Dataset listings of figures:

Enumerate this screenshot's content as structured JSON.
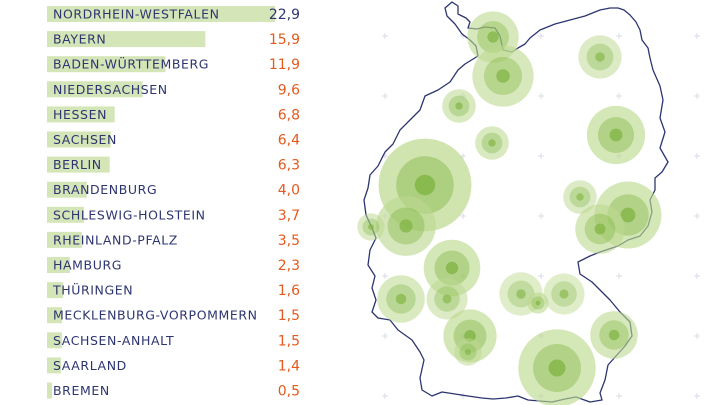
{
  "chart_data": {
    "type": "bar",
    "orientation": "horizontal",
    "title": "",
    "xlabel": "",
    "ylabel": "",
    "xlim": [
      0,
      22.9
    ],
    "grid": false,
    "legend": "none",
    "categories": [
      "NORDRHEIN-WESTFALEN",
      "BAYERN",
      "BADEN-WÜRTTEMBERG",
      "NIEDERSACHSEN",
      "HESSEN",
      "SACHSEN",
      "BERLIN",
      "BRANDENBURG",
      "SCHLESWIG-HOLSTEIN",
      "RHEINLAND-PFALZ",
      "HAMBURG",
      "THÜRINGEN",
      "MECKLENBURG-VORPOMMERN",
      "SACHSEN-ANHALT",
      "SAARLAND",
      "BREMEN"
    ],
    "values": [
      22.9,
      15.9,
      11.9,
      9.6,
      6.8,
      6.4,
      6.3,
      4.0,
      3.7,
      3.5,
      2.3,
      1.6,
      1.5,
      1.5,
      1.4,
      0.5
    ],
    "value_labels": [
      "22,9",
      "15,9",
      "11,9",
      "9,6",
      "6,8",
      "6,4",
      "6,3",
      "4,0",
      "3,7",
      "3,5",
      "2,3",
      "1,6",
      "1,5",
      "1,5",
      "1,4",
      "0,5"
    ]
  },
  "map": {
    "type": "proportional-circles",
    "region": "germany-outline",
    "circles": [
      {
        "size": 7.0,
        "level": 0.5
      },
      {
        "size": 10.0,
        "level": 0.5
      },
      {
        "size": 5.0,
        "level": 0.3
      },
      {
        "size": 9.0,
        "level": 0.6
      },
      {
        "size": 3.0,
        "level": 0.4
      },
      {
        "size": 3.0,
        "level": 0.4
      },
      {
        "size": 22.9,
        "level": 0.75
      },
      {
        "size": 9.5,
        "level": 0.55
      },
      {
        "size": 2.0,
        "level": 0.3
      },
      {
        "size": 11.9,
        "level": 0.6
      },
      {
        "size": 8.5,
        "level": 0.6
      },
      {
        "size": 6.5,
        "level": 0.5
      },
      {
        "size": 3.0,
        "level": 0.3
      },
      {
        "size": 6.0,
        "level": 0.4
      },
      {
        "size": 5.0,
        "level": 0.2
      },
      {
        "size": 1.2,
        "level": 0.5
      },
      {
        "size": 4.5,
        "level": 0.2
      },
      {
        "size": 15.9,
        "level": 0.6
      },
      {
        "size": 4.5,
        "level": 0.3
      },
      {
        "size": 7.5,
        "level": 0.6
      },
      {
        "size": 6.0,
        "level": 0.5
      },
      {
        "size": 2.0,
        "level": 0.3
      }
    ]
  },
  "colors": {
    "bar": "#d4e6b8",
    "label_text": "#2d3570",
    "value_text": "#e35a1e",
    "top_value_text": "#2d3570",
    "outline": "#2d3570",
    "circle_outer": "#bcd98f",
    "circle_inner": "#7fb441",
    "grid_mark": "#d8dcea"
  }
}
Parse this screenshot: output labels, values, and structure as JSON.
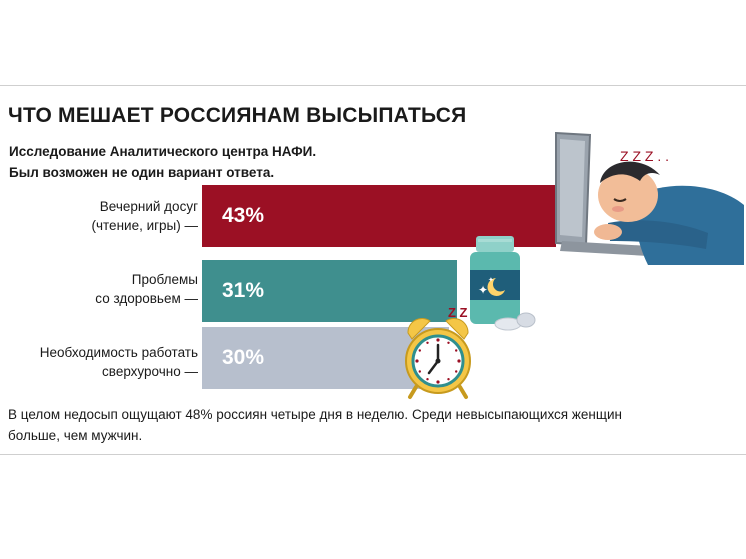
{
  "title": "ЧТО МЕШАЕТ РОССИЯНАМ ВЫСЫПАТЬСЯ",
  "subtitle_lines": [
    "Исследование Аналитического центра НАФИ.",
    "Был возможен не один вариант ответа."
  ],
  "colors": {
    "bar1": "#9b1024",
    "bar2": "#3f8f8e",
    "bar3": "#b7bfcd"
  },
  "chart_data": {
    "type": "bar",
    "orientation": "horizontal",
    "categories": [
      [
        "Вечерний досуг",
        "(чтение, игры) —"
      ],
      [
        "Проблемы",
        "со здоровьем —"
      ],
      [
        "Необходимость работать",
        "сверхурочно —"
      ]
    ],
    "values": [
      43,
      31,
      30
    ],
    "value_labels": [
      "43%",
      "31%",
      "30%"
    ],
    "unit": "%"
  },
  "footnote_lines": [
    "В целом недосып ощущают 48% россиян четыре дня в неделю. Среди невысыпающихся женщин",
    "больше, чем мужчин."
  ],
  "illustrations": {
    "sleeper_letters": "Z Z Z . .",
    "clock_letters": "Z Z"
  }
}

# DIRECTIONS FOR THIS TASK:
Exactly reproduce the entries above, minus the pictures.

# OUTPUT OF THE TASK:
Enumerate this screenshot's content as structured JSON.
{
  "chart_data": {
    "type": "bar",
    "orientation": "horizontal",
    "title": "",
    "xlabel": "",
    "ylabel": "",
    "xlim": [
      0,
      22.9
    ],
    "grid": false,
    "legend": "none",
    "categories": [
      "NORDRHEIN-WESTFALEN",
      "BAYERN",
      "BADEN-WÜRTTEMBERG",
      "NIEDERSACHSEN",
      "HESSEN",
      "SACHSEN",
      "BERLIN",
      "BRANDENBURG",
      "SCHLESWIG-HOLSTEIN",
      "RHEINLAND-PFALZ",
      "HAMBURG",
      "THÜRINGEN",
      "MECKLENBURG-VORPOMMERN",
      "SACHSEN-ANHALT",
      "SAARLAND",
      "BREMEN"
    ],
    "values": [
      22.9,
      15.9,
      11.9,
      9.6,
      6.8,
      6.4,
      6.3,
      4.0,
      3.7,
      3.5,
      2.3,
      1.6,
      1.5,
      1.5,
      1.4,
      0.5
    ],
    "value_labels": [
      "22,9",
      "15,9",
      "11,9",
      "9,6",
      "6,8",
      "6,4",
      "6,3",
      "4,0",
      "3,7",
      "3,5",
      "2,3",
      "1,6",
      "1,5",
      "1,5",
      "1,4",
      "0,5"
    ]
  },
  "map": {
    "type": "proportional-circles",
    "region": "germany-outline",
    "circles": [
      {
        "size": 7.0,
        "level": 0.5
      },
      {
        "size": 10.0,
        "level": 0.5
      },
      {
        "size": 5.0,
        "level": 0.3
      },
      {
        "size": 9.0,
        "level": 0.6
      },
      {
        "size": 3.0,
        "level": 0.4
      },
      {
        "size": 3.0,
        "level": 0.4
      },
      {
        "size": 22.9,
        "level": 0.75
      },
      {
        "size": 9.5,
        "level": 0.55
      },
      {
        "size": 2.0,
        "level": 0.3
      },
      {
        "size": 11.9,
        "level": 0.6
      },
      {
        "size": 8.5,
        "level": 0.6
      },
      {
        "size": 6.5,
        "level": 0.5
      },
      {
        "size": 3.0,
        "level": 0.3
      },
      {
        "size": 6.0,
        "level": 0.4
      },
      {
        "size": 5.0,
        "level": 0.2
      },
      {
        "size": 1.2,
        "level": 0.5
      },
      {
        "size": 4.5,
        "level": 0.2
      },
      {
        "size": 15.9,
        "level": 0.6
      },
      {
        "size": 4.5,
        "level": 0.3
      },
      {
        "size": 7.5,
        "level": 0.6
      },
      {
        "size": 6.0,
        "level": 0.5
      },
      {
        "size": 2.0,
        "level": 0.3
      }
    ]
  },
  "colors": {
    "bar": "#d4e6b8",
    "label_text": "#2d3570",
    "value_text": "#e35a1e",
    "top_value_text": "#2d3570",
    "outline": "#2d3570",
    "circle_outer": "#bcd98f",
    "circle_inner": "#7fb441",
    "grid_mark": "#d8dcea"
  }
}
Parse this screenshot: output labels, values, and structure as JSON.
{
  "title": "ЧТО МЕШАЕТ РОССИЯНАМ ВЫСЫПАТЬСЯ",
  "subtitle_lines": [
    "Исследование Аналитического центра НАФИ.",
    "Был возможен не один вариант ответа."
  ],
  "colors": {
    "bar1": "#9b1024",
    "bar2": "#3f8f8e",
    "bar3": "#b7bfcd"
  },
  "chart_data": {
    "type": "bar",
    "orientation": "horizontal",
    "categories": [
      [
        "Вечерний досуг",
        "(чтение, игры) —"
      ],
      [
        "Проблемы",
        "со здоровьем —"
      ],
      [
        "Необходимость работать",
        "сверхурочно —"
      ]
    ],
    "values": [
      43,
      31,
      30
    ],
    "value_labels": [
      "43%",
      "31%",
      "30%"
    ],
    "unit": "%"
  },
  "footnote_lines": [
    "В целом недосып ощущают 48% россиян четыре дня в неделю. Среди невысыпающихся женщин",
    "больше, чем мужчин."
  ],
  "illustrations": {
    "sleeper_letters": "Z Z Z . .",
    "clock_letters": "Z Z"
  }
}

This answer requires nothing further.